EXERCISE DETAILS — Copy each of the entries below faithfully, setting aside any pictures.

— Begin SUPPLIED DATA —

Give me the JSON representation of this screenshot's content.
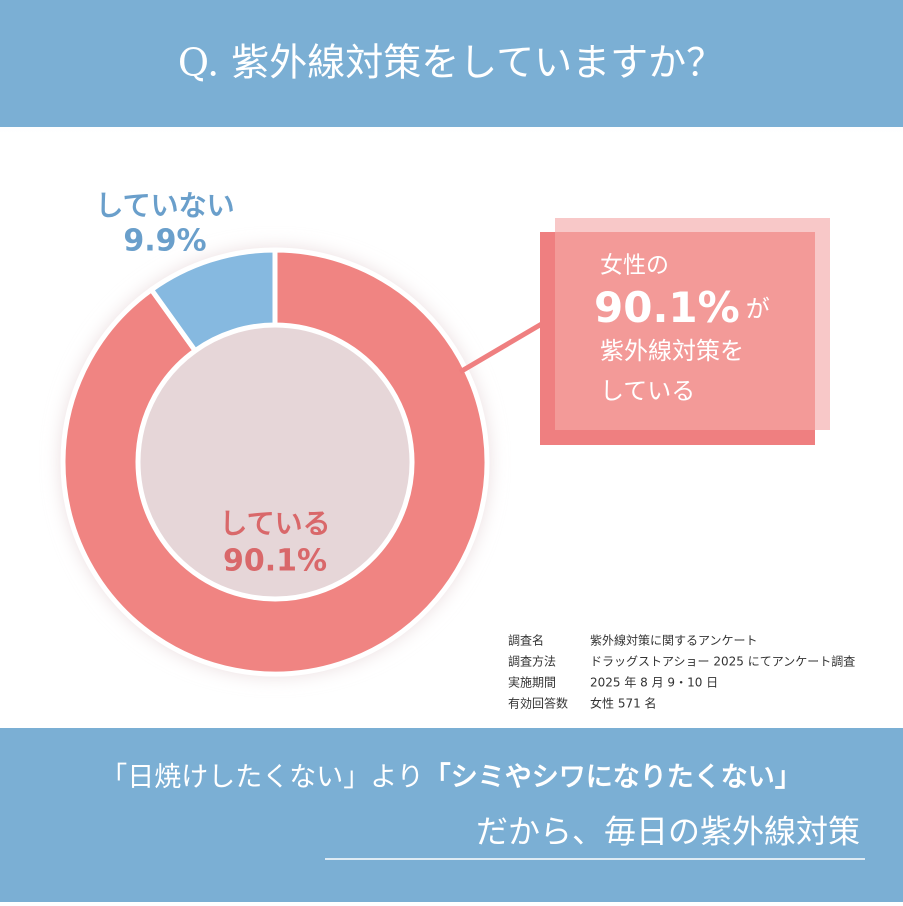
{
  "header": {
    "title": "Q. 紫外線対策をしていますか？"
  },
  "chart_data": {
    "type": "pie",
    "donut": true,
    "categories": [
      "している",
      "していない"
    ],
    "values": [
      90.1,
      9.9
    ],
    "value_labels": [
      "90.1%",
      "9.9%"
    ],
    "colors": [
      "#f08482",
      "#86b9e0"
    ],
    "label_colors": [
      "#d9686a",
      "#6a9fcb"
    ]
  },
  "callout": {
    "line1": "女性の",
    "figure": "90.1%",
    "suffix": "が",
    "line3": "紫外線対策を",
    "line4": "している"
  },
  "survey": {
    "rows": [
      [
        "調査名",
        "紫外線対策に関するアンケート"
      ],
      [
        "調査方法",
        "ドラッグストアショー 2025 にてアンケート調査"
      ],
      [
        "実施期間",
        "2025 年 8 月 9・10 日"
      ],
      [
        "有効回答数",
        "女性 571 名"
      ]
    ]
  },
  "footer": {
    "line1": [
      "「日焼けしたくない」より",
      "「シミやシワになりたくない」"
    ],
    "line2": "だから、毎日の紫外線対策"
  }
}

— End SUPPLIED DATA —

WORKED SOLUTION —
Give me the JSON representation of this screenshot's content.
{
  "header": {
    "title": "Q. 紫外線対策をしていますか？"
  },
  "chart_data": {
    "type": "pie",
    "donut": true,
    "categories": [
      "している",
      "していない"
    ],
    "values": [
      90.1,
      9.9
    ],
    "value_labels": [
      "90.1%",
      "9.9%"
    ],
    "colors": [
      "#f08482",
      "#86b9e0"
    ],
    "label_colors": [
      "#d9686a",
      "#6a9fcb"
    ]
  },
  "callout": {
    "line1": "女性の",
    "figure": "90.1%",
    "suffix": "が",
    "line3": "紫外線対策を",
    "line4": "している"
  },
  "survey": {
    "rows": [
      [
        "調査名",
        "紫外線対策に関するアンケート"
      ],
      [
        "調査方法",
        "ドラッグストアショー 2025 にてアンケート調査"
      ],
      [
        "実施期間",
        "2025 年 8 月 9・10 日"
      ],
      [
        "有効回答数",
        "女性 571 名"
      ]
    ]
  },
  "footer": {
    "line1": [
      "「日焼けしたくない」より",
      "「シミやシワになりたくない」"
    ],
    "line2": "だから、毎日の紫外線対策"
  }
}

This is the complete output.